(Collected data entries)
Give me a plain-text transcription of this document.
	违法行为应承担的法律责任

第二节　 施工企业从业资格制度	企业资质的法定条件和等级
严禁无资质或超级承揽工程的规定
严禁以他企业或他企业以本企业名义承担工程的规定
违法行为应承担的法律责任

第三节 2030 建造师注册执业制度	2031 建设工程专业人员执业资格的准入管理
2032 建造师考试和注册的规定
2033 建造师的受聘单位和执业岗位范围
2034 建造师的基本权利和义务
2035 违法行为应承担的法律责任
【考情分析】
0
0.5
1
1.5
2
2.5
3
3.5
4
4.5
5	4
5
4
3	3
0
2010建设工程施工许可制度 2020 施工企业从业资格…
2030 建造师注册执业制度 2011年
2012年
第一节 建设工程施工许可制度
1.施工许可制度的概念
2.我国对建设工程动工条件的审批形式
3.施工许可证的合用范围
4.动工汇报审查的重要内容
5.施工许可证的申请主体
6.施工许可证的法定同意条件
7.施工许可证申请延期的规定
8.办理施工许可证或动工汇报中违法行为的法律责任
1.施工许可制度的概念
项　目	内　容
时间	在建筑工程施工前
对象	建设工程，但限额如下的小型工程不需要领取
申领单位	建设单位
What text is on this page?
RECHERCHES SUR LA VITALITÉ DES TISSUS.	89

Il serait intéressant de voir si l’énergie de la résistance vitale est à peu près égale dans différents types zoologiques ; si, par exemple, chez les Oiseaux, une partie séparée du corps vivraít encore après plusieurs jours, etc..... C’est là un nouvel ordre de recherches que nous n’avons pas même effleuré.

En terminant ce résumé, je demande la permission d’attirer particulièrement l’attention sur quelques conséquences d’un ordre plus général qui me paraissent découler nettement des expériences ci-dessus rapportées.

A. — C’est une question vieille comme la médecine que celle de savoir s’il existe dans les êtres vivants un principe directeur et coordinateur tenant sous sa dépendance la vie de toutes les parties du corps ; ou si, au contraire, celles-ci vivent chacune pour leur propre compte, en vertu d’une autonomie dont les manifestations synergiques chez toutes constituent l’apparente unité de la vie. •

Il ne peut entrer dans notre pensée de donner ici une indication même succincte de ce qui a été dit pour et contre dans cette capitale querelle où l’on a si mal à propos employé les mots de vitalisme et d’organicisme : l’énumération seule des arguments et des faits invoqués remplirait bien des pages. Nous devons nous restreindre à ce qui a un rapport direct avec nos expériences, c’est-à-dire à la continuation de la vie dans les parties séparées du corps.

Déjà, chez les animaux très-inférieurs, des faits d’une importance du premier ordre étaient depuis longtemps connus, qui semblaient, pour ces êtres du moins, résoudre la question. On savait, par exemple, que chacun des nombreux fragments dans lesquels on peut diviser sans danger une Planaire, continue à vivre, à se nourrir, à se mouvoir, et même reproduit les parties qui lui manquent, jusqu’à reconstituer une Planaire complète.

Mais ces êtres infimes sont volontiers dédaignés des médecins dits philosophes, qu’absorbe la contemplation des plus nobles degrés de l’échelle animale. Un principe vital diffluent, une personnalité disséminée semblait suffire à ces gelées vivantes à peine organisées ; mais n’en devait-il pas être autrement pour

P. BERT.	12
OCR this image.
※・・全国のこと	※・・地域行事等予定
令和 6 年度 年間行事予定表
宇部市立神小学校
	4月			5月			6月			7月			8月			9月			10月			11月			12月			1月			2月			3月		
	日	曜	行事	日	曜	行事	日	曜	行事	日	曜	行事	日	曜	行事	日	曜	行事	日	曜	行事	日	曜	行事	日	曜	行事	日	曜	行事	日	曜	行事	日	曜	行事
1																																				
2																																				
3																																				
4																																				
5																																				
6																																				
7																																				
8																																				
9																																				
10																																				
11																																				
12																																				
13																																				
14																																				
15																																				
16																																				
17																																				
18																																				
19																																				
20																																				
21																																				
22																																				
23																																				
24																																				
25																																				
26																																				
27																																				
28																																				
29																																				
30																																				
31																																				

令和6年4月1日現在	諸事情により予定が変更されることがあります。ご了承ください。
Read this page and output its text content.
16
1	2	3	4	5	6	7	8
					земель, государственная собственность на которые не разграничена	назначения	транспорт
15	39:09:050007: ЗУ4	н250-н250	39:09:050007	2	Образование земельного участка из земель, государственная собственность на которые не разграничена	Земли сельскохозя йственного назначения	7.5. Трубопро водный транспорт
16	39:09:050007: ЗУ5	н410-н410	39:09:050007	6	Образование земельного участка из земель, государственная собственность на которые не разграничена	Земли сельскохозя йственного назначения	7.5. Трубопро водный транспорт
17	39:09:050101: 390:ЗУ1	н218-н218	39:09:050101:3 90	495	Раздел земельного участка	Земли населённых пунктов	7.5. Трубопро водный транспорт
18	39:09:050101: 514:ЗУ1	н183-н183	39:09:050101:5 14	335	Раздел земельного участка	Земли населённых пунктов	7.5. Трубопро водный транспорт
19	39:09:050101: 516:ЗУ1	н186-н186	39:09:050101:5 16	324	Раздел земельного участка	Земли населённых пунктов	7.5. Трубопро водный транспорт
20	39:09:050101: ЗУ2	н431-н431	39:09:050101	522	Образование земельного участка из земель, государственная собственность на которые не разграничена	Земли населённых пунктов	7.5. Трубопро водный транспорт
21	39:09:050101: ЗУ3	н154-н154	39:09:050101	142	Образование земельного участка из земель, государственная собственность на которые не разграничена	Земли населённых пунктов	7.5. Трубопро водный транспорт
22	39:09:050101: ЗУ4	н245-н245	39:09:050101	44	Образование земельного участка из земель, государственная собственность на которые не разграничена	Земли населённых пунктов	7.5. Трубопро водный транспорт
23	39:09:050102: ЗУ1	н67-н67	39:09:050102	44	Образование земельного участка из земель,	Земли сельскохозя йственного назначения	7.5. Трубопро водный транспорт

**TASK STATEMENT**
Copy out each line exactly.

**RESPONSE TO THE TASK**
Give me a plain-text transcription of this document.
	违法行为应承担的法律责任

第二节　 施工企业从业资格制度	企业资质的法定条件和等级
严禁无资质或超级承揽工程的规定
严禁以他企业或他企业以本企业名义承担工程的规定
违法行为应承担的法律责任

第三节 2030 建造师注册执业制度	2031 建设工程专业人员执业资格的准入管理
2032 建造师考试和注册的规定
2033 建造师的受聘单位和执业岗位范围
2034 建造师的基本权利和义务
2035 违法行为应承担的法律责任
【考情分析】
0
0.5
1
1.5
2
2.5
3
3.5
4
4.5
5	4
5
4
3	3
0
2010建设工程施工许可制度 2020 施工企业从业资格…
2030 建造师注册执业制度 2011年
2012年
第一节 建设工程施工许可制度
1.施工许可制度的概念
2.我国对建设工程动工条件的审批形式
3.施工许可证的合用范围
4.动工汇报审查的重要内容
5.施工许可证的申请主体
6.施工许可证的法定同意条件
7.施工许可证申请延期的规定
8.办理施工许可证或动工汇报中违法行为的法律责任
1.施工许可制度的概念
项　目	内　容
时间	在建筑工程施工前
对象	建设工程，但限额如下的小型工程不需要领取
申领单位	建设单位
What text is on this page?
RECHERCHES SUR LA VITALITÉ DES TISSUS.	89

Il serait intéressant de voir si l’énergie de la résistance vitale est à peu près égale dans différents types zoologiques ; si, par exemple, chez les Oiseaux, une partie séparée du corps vivraít encore après plusieurs jours, etc..... C’est là un nouvel ordre de recherches que nous n’avons pas même effleuré.

En terminant ce résumé, je demande la permission d’attirer particulièrement l’attention sur quelques conséquences d’un ordre plus général qui me paraissent découler nettement des expériences ci-dessus rapportées.

A. — C’est une question vieille comme la médecine que celle de savoir s’il existe dans les êtres vivants un principe directeur et coordinateur tenant sous sa dépendance la vie de toutes les parties du corps ; ou si, au contraire, celles-ci vivent chacune pour leur propre compte, en vertu d’une autonomie dont les manifestations synergiques chez toutes constituent l’apparente unité de la vie. •

Il ne peut entrer dans notre pensée de donner ici une indication même succincte de ce qui a été dit pour et contre dans cette capitale querelle où l’on a si mal à propos employé les mots de vitalisme et d’organicisme : l’énumération seule des arguments et des faits invoqués remplirait bien des pages. Nous devons nous restreindre à ce qui a un rapport direct avec nos expériences, c’est-à-dire à la continuation de la vie dans les parties séparées du corps.

Déjà, chez les animaux très-inférieurs, des faits d’une importance du premier ordre étaient depuis longtemps connus, qui semblaient, pour ces êtres du moins, résoudre la question. On savait, par exemple, que chacun des nombreux fragments dans lesquels on peut diviser sans danger une Planaire, continue à vivre, à se nourrir, à se mouvoir, et même reproduit les parties qui lui manquent, jusqu’à reconstituer une Planaire complète.

Mais ces êtres infimes sont volontiers dédaignés des médecins dits philosophes, qu’absorbe la contemplation des plus nobles degrés de l’échelle animale. Un principe vital diffluent, une personnalité disséminée semblait suffire à ces gelées vivantes à peine organisées ; mais n’en devait-il pas être autrement pour

P. BERT.	12
OCR this image.
※・・全国のこと	※・・地域行事等予定
令和 6 年度 年間行事予定表
宇部市立神小学校
	4月			5月			6月			7月			8月			9月			10月			11月			12月			1月			2月			3月		
	日	曜	行事	日	曜	行事	日	曜	行事	日	曜	行事	日	曜	行事	日	曜	行事	日	曜	行事	日	曜	行事	日	曜	行事	日	曜	行事	日	曜	行事	日	曜	行事
1																																				
2																																				
3																																				
4																																				
5																																				
6																																				
7																																				
8																																				
9																																				
10																																				
11																																				
12																																				
13																																				
14																																				
15																																				
16																																				
17																																				
18																																				
19																																				
20																																				
21																																				
22																																				
23																																				
24																																				
25																																				
26																																				
27																																				
28																																				
29																																				
30																																				
31																																				

令和6年4月1日現在	諸事情により予定が変更されることがあります。ご了承ください。
Read this page and output its text content.
16
1	2	3	4	5	6	7	8
					земель, государственная собственность на которые не разграничена	назначения	транспорт
15	39:09:050007: ЗУ4	н250-н250	39:09:050007	2	Образование земельного участка из земель, государственная собственность на которые не разграничена	Земли сельскохозя йственного назначения	7.5. Трубопро водный транспорт
16	39:09:050007: ЗУ5	н410-н410	39:09:050007	6	Образование земельного участка из земель, государственная собственность на которые не разграничена	Земли сельскохозя йственного назначения	7.5. Трубопро водный транспорт
17	39:09:050101: 390:ЗУ1	н218-н218	39:09:050101:3 90	495	Раздел земельного участка	Земли населённых пунктов	7.5. Трубопро водный транспорт
18	39:09:050101: 514:ЗУ1	н183-н183	39:09:050101:5 14	335	Раздел земельного участка	Земли населённых пунктов	7.5. Трубопро водный транспорт
19	39:09:050101: 516:ЗУ1	н186-н186	39:09:050101:5 16	324	Раздел земельного участка	Земли населённых пунктов	7.5. Трубопро водный транспорт
20	39:09:050101: ЗУ2	н431-н431	39:09:050101	522	Образование земельного участка из земель, государственная собственность на которые не разграничена	Земли населённых пунктов	7.5. Трубопро водный транспорт
21	39:09:050101: ЗУ3	н154-н154	39:09:050101	142	Образование земельного участка из земель, государственная собственность на которые не разграничена	Земли населённых пунктов	7.5. Трубопро водный транспорт
22	39:09:050101: ЗУ4	н245-н245	39:09:050101	44	Образование земельного участка из земель, государственная собственность на которые не разграничена	Земли населённых пунктов	7.5. Трубопро водный транспорт
23	39:09:050102: ЗУ1	н67-н67	39:09:050102	44	Образование земельного участка из земель,	Земли сельскохозя йственного назначения	7.5. Трубопро водный транспорт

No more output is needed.